> **TASK DETAILS**:
Reproduce the records that follow in full, excluding any picture they contain.

> **RECORD EXCERPTS**:
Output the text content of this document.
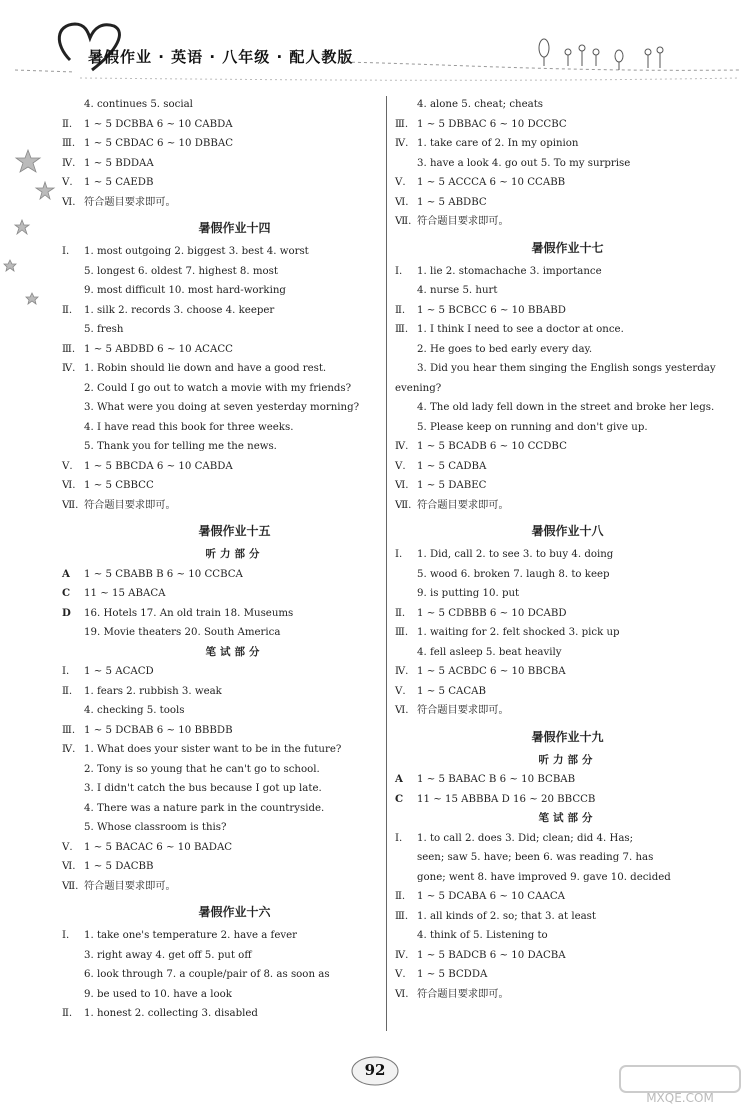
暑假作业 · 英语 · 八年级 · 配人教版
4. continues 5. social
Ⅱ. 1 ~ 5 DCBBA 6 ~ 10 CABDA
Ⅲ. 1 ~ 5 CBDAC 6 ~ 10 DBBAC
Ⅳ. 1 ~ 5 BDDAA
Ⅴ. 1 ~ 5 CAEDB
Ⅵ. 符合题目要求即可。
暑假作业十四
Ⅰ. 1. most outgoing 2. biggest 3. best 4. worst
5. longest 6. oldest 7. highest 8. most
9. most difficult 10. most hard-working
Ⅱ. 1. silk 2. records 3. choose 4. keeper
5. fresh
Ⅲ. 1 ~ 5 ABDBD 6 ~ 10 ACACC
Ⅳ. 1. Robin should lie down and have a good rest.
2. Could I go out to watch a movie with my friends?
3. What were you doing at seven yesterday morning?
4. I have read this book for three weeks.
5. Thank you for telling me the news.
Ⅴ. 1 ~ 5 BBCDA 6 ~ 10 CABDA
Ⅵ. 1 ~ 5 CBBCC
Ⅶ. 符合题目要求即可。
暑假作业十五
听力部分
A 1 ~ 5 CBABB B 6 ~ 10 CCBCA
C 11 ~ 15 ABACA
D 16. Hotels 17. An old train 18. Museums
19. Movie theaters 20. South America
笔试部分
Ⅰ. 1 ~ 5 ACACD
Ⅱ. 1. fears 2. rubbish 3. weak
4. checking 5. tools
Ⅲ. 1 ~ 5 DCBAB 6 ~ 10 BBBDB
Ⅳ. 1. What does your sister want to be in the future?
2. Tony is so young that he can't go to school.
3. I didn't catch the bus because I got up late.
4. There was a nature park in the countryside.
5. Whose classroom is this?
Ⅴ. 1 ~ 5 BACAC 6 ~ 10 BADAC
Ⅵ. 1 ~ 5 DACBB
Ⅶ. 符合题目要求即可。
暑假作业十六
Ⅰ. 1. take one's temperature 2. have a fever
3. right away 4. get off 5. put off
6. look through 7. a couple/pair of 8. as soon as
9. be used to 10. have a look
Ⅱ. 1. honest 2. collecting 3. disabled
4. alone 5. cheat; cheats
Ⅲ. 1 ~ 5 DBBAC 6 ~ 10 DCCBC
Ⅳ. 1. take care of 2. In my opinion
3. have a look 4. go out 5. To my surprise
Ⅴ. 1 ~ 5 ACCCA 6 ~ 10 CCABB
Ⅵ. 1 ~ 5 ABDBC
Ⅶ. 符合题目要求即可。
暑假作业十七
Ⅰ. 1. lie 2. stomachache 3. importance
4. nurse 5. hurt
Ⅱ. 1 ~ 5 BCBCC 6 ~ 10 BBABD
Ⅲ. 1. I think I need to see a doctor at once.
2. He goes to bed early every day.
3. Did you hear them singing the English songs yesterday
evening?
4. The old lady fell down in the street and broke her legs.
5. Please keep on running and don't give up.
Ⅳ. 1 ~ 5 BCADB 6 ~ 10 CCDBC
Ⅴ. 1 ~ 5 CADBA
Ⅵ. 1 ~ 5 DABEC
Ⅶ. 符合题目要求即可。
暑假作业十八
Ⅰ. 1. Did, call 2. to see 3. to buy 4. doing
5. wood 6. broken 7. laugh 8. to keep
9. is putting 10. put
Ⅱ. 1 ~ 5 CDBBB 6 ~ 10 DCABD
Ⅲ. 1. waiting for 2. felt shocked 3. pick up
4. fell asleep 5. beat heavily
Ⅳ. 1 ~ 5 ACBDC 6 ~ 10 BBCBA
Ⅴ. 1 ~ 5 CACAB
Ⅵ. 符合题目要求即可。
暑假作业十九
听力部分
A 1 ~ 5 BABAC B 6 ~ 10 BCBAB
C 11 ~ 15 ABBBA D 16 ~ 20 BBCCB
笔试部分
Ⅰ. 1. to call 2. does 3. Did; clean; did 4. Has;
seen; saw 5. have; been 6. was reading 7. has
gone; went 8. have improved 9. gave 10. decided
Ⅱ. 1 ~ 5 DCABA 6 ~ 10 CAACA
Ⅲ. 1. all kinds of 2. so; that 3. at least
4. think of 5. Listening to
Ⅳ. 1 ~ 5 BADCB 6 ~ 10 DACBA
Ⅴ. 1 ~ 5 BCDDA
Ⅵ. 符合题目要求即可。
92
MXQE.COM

> **CORRECT OUTPUT**:
Output the text content of this document.
暑假作业 · 英语 · 八年级 · 配人教版
4. continues 5. social
Ⅱ. 1 ~ 5 DCBBA 6 ~ 10 CABDA
Ⅲ. 1 ~ 5 CBDAC 6 ~ 10 DBBAC
Ⅳ. 1 ~ 5 BDDAA
Ⅴ. 1 ~ 5 CAEDB
Ⅵ. 符合题目要求即可。
暑假作业十四
Ⅰ. 1. most outgoing 2. biggest 3. best 4. worst
5. longest 6. oldest 7. highest 8. most
9. most difficult 10. most hard-working
Ⅱ. 1. silk 2. records 3. choose 4. keeper
5. fresh
Ⅲ. 1 ~ 5 ABDBD 6 ~ 10 ACACC
Ⅳ. 1. Robin should lie down and have a good rest.
2. Could I go out to watch a movie with my friends?
3. What were you doing at seven yesterday morning?
4. I have read this book for three weeks.
5. Thank you for telling me the news.
Ⅴ. 1 ~ 5 BBCDA 6 ~ 10 CABDA
Ⅵ. 1 ~ 5 CBBCC
Ⅶ. 符合题目要求即可。
暑假作业十五
听力部分
A 1 ~ 5 CBABB B 6 ~ 10 CCBCA
C 11 ~ 15 ABACA
D 16. Hotels 17. An old train 18. Museums
19. Movie theaters 20. South America
笔试部分
Ⅰ. 1 ~ 5 ACACD
Ⅱ. 1. fears 2. rubbish 3. weak
4. checking 5. tools
Ⅲ. 1 ~ 5 DCBAB 6 ~ 10 BBBDB
Ⅳ. 1. What does your sister want to be in the future?
2. Tony is so young that he can't go to school.
3. I didn't catch the bus because I got up late.
4. There was a nature park in the countryside.
5. Whose classroom is this?
Ⅴ. 1 ~ 5 BACAC 6 ~ 10 BADAC
Ⅵ. 1 ~ 5 DACBB
Ⅶ. 符合题目要求即可。
暑假作业十六
Ⅰ. 1. take one's temperature 2. have a fever
3. right away 4. get off 5. put off
6. look through 7. a couple/pair of 8. as soon as
9. be used to 10. have a look
Ⅱ. 1. honest 2. collecting 3. disabled
4. alone 5. cheat; cheats
Ⅲ. 1 ~ 5 DBBAC 6 ~ 10 DCCBC
Ⅳ. 1. take care of 2. In my opinion
3. have a look 4. go out 5. To my surprise
Ⅴ. 1 ~ 5 ACCCA 6 ~ 10 CCABB
Ⅵ. 1 ~ 5 ABDBC
Ⅶ. 符合题目要求即可。
暑假作业十七
Ⅰ. 1. lie 2. stomachache 3. importance
4. nurse 5. hurt
Ⅱ. 1 ~ 5 BCBCC 6 ~ 10 BBABD
Ⅲ. 1. I think I need to see a doctor at once.
2. He goes to bed early every day.
3. Did you hear them singing the English songs yesterday
evening?
4. The old lady fell down in the street and broke her legs.
5. Please keep on running and don't give up.
Ⅳ. 1 ~ 5 BCADB 6 ~ 10 CCDBC
Ⅴ. 1 ~ 5 CADBA
Ⅵ. 1 ~ 5 DABEC
Ⅶ. 符合题目要求即可。
暑假作业十八
Ⅰ. 1. Did, call 2. to see 3. to buy 4. doing
5. wood 6. broken 7. laugh 8. to keep
9. is putting 10. put
Ⅱ. 1 ~ 5 CDBBB 6 ~ 10 DCABD
Ⅲ. 1. waiting for 2. felt shocked 3. pick up
4. fell asleep 5. beat heavily
Ⅳ. 1 ~ 5 ACBDC 6 ~ 10 BBCBA
Ⅴ. 1 ~ 5 CACAB
Ⅵ. 符合题目要求即可。
暑假作业十九
听力部分
A 1 ~ 5 BABAC B 6 ~ 10 BCBAB
C 11 ~ 15 ABBBA D 16 ~ 20 BBCCB
笔试部分
Ⅰ. 1. to call 2. does 3. Did; clean; did 4. Has;
seen; saw 5. have; been 6. was reading 7. has
gone; went 8. have improved 9. gave 10. decided
Ⅱ. 1 ~ 5 DCABA 6 ~ 10 CAACA
Ⅲ. 1. all kinds of 2. so; that 3. at least
4. think of 5. Listening to
Ⅳ. 1 ~ 5 BADCB 6 ~ 10 DACBA
Ⅴ. 1 ~ 5 BCDDA
Ⅵ. 符合题目要求即可。
92
MXQE.COM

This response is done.